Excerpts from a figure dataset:
+++++

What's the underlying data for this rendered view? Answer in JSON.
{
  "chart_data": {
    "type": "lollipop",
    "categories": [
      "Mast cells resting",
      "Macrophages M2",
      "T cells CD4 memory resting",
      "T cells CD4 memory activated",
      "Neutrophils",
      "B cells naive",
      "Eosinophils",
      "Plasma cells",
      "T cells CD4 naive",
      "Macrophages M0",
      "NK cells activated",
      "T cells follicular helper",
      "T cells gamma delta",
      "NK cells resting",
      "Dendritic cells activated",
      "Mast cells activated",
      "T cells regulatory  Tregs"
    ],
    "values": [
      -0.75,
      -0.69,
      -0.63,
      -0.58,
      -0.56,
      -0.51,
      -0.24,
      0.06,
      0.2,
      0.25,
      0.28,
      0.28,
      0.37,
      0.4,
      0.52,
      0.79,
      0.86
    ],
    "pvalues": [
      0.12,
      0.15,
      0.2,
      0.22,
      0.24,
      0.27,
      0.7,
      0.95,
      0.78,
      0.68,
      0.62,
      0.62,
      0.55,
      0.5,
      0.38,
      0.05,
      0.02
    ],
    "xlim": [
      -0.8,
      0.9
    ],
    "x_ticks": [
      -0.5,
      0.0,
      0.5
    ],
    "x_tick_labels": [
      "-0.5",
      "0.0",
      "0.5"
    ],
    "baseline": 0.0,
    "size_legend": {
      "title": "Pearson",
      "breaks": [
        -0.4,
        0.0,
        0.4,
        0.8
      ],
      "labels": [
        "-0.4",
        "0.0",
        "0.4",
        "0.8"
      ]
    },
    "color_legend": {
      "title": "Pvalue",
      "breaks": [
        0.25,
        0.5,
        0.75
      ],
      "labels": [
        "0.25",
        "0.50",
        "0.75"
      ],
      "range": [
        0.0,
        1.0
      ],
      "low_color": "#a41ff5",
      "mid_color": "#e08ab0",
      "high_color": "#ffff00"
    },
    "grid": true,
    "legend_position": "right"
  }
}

+++++

- Task directions:
The expected result is every line above containing the string "Mast".

- Exercise result:
      "Mast cells resting",
      "Mast cells activated",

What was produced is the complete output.